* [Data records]
*****
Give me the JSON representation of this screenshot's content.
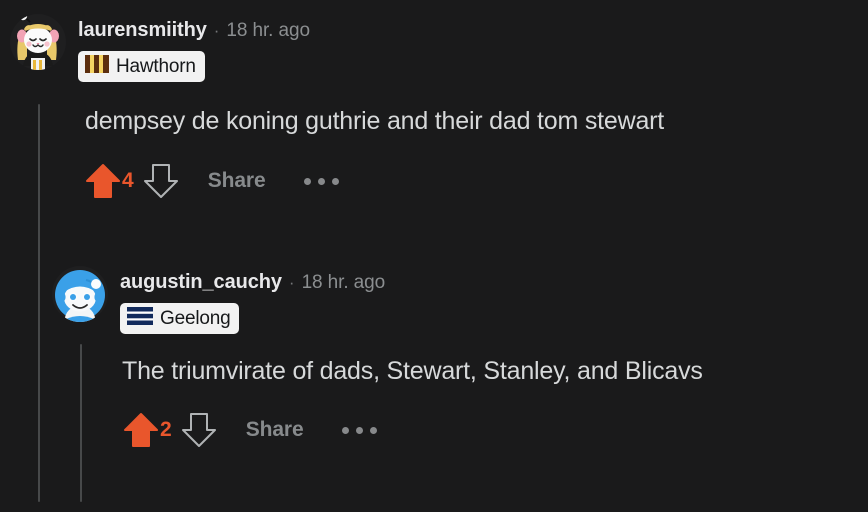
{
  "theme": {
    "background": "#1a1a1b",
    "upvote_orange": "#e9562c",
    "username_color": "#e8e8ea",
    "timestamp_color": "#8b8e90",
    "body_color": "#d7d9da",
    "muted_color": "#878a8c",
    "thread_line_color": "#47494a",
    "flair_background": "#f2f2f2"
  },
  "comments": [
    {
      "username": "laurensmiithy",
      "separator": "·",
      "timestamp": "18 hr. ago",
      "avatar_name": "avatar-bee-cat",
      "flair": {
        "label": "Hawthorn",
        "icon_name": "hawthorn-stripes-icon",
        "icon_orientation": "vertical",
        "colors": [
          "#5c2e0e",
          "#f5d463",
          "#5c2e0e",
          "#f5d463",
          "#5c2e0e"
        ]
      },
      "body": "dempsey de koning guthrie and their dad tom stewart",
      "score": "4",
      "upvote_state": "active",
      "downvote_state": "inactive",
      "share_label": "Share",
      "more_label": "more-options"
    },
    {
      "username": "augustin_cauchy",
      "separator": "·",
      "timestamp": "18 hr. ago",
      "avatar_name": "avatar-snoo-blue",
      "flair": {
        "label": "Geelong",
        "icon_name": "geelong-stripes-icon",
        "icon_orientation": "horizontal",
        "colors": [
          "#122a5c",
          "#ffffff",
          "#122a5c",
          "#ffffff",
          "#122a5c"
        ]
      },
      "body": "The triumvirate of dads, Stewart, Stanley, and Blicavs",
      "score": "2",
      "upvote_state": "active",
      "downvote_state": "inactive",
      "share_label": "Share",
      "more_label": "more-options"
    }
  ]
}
*****
* [WRITTEN EXERCISE] Make a word-for-word copy of the entries, without any pictures.

* [TASK RESPONSE]
Give me the JSON representation of this screenshot's content.
{
  "theme": {
    "background": "#1a1a1b",
    "upvote_orange": "#e9562c",
    "username_color": "#e8e8ea",
    "timestamp_color": "#8b8e90",
    "body_color": "#d7d9da",
    "muted_color": "#878a8c",
    "thread_line_color": "#47494a",
    "flair_background": "#f2f2f2"
  },
  "comments": [
    {
      "username": "laurensmiithy",
      "separator": "·",
      "timestamp": "18 hr. ago",
      "avatar_name": "avatar-bee-cat",
      "flair": {
        "label": "Hawthorn",
        "icon_name": "hawthorn-stripes-icon",
        "icon_orientation": "vertical",
        "colors": [
          "#5c2e0e",
          "#f5d463",
          "#5c2e0e",
          "#f5d463",
          "#5c2e0e"
        ]
      },
      "body": "dempsey de koning guthrie and their dad tom stewart",
      "score": "4",
      "upvote_state": "active",
      "downvote_state": "inactive",
      "share_label": "Share",
      "more_label": "more-options"
    },
    {
      "username": "augustin_cauchy",
      "separator": "·",
      "timestamp": "18 hr. ago",
      "avatar_name": "avatar-snoo-blue",
      "flair": {
        "label": "Geelong",
        "icon_name": "geelong-stripes-icon",
        "icon_orientation": "horizontal",
        "colors": [
          "#122a5c",
          "#ffffff",
          "#122a5c",
          "#ffffff",
          "#122a5c"
        ]
      },
      "body": "The triumvirate of dads, Stewart, Stanley, and Blicavs",
      "score": "2",
      "upvote_state": "active",
      "downvote_state": "inactive",
      "share_label": "Share",
      "more_label": "more-options"
    }
  ]
}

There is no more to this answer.